Short task: Copy all the material that follows, keeping every character the same.

● ● ●

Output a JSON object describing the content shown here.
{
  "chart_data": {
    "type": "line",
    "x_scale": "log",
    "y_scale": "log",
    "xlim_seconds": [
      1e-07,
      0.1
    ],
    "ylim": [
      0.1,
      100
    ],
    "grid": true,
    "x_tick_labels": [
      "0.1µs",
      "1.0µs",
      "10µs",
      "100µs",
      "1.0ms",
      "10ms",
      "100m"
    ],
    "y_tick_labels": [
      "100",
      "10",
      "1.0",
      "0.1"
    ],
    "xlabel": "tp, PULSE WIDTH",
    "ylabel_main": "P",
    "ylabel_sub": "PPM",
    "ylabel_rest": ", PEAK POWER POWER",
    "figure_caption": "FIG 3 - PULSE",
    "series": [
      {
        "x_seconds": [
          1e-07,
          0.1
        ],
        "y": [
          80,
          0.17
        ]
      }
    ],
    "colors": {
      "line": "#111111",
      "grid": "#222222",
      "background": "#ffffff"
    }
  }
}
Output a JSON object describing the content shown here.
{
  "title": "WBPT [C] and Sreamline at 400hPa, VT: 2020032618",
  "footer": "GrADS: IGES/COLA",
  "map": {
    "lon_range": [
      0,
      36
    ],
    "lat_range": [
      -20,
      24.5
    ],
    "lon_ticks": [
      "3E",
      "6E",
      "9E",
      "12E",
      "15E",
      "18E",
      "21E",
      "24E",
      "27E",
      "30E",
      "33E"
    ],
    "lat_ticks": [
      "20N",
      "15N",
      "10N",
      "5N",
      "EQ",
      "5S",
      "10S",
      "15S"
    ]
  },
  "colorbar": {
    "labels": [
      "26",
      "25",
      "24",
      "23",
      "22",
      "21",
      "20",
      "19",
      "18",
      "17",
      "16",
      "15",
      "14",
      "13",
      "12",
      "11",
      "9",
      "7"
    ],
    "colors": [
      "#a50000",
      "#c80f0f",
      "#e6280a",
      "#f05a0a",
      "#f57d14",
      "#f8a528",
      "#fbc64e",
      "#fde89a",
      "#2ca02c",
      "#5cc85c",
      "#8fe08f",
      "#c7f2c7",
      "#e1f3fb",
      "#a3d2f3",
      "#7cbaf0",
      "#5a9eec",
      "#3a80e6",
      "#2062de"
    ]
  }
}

● ● ●

Task response:
Output a JSON object describing the content shown here.
{
  "chart_data": {
    "type": "line",
    "x_scale": "log",
    "y_scale": "log",
    "xlim_seconds": [
      1e-07,
      0.1
    ],
    "ylim": [
      0.1,
      100
    ],
    "grid": true,
    "x_tick_labels": [
      "0.1µs",
      "1.0µs",
      "10µs",
      "100µs",
      "1.0ms",
      "10ms",
      "100m"
    ],
    "y_tick_labels": [
      "100",
      "10",
      "1.0",
      "0.1"
    ],
    "xlabel": "tp, PULSE WIDTH",
    "ylabel_main": "P",
    "ylabel_sub": "PPM",
    "ylabel_rest": ", PEAK POWER POWER",
    "figure_caption": "FIG 3 - PULSE",
    "series": [
      {
        "x_seconds": [
          1e-07,
          0.1
        ],
        "y": [
          80,
          0.17
        ]
      }
    ],
    "colors": {
      "line": "#111111",
      "grid": "#222222",
      "background": "#ffffff"
    }
  }
}
Output a JSON object describing the content shown here.
{
  "title": "WBPT [C] and Sreamline at 400hPa, VT: 2020032618",
  "footer": "GrADS: IGES/COLA",
  "map": {
    "lon_range": [
      0,
      36
    ],
    "lat_range": [
      -20,
      24.5
    ],
    "lon_ticks": [
      "3E",
      "6E",
      "9E",
      "12E",
      "15E",
      "18E",
      "21E",
      "24E",
      "27E",
      "30E",
      "33E"
    ],
    "lat_ticks": [
      "20N",
      "15N",
      "10N",
      "5N",
      "EQ",
      "5S",
      "10S",
      "15S"
    ]
  },
  "colorbar": {
    "labels": [
      "26",
      "25",
      "24",
      "23",
      "22",
      "21",
      "20",
      "19",
      "18",
      "17",
      "16",
      "15",
      "14",
      "13",
      "12",
      "11",
      "9",
      "7"
    ],
    "colors": [
      "#a50000",
      "#c80f0f",
      "#e6280a",
      "#f05a0a",
      "#f57d14",
      "#f8a528",
      "#fbc64e",
      "#fde89a",
      "#2ca02c",
      "#5cc85c",
      "#8fe08f",
      "#c7f2c7",
      "#e1f3fb",
      "#a3d2f3",
      "#7cbaf0",
      "#5a9eec",
      "#3a80e6",
      "#2062de"
    ]
  }
}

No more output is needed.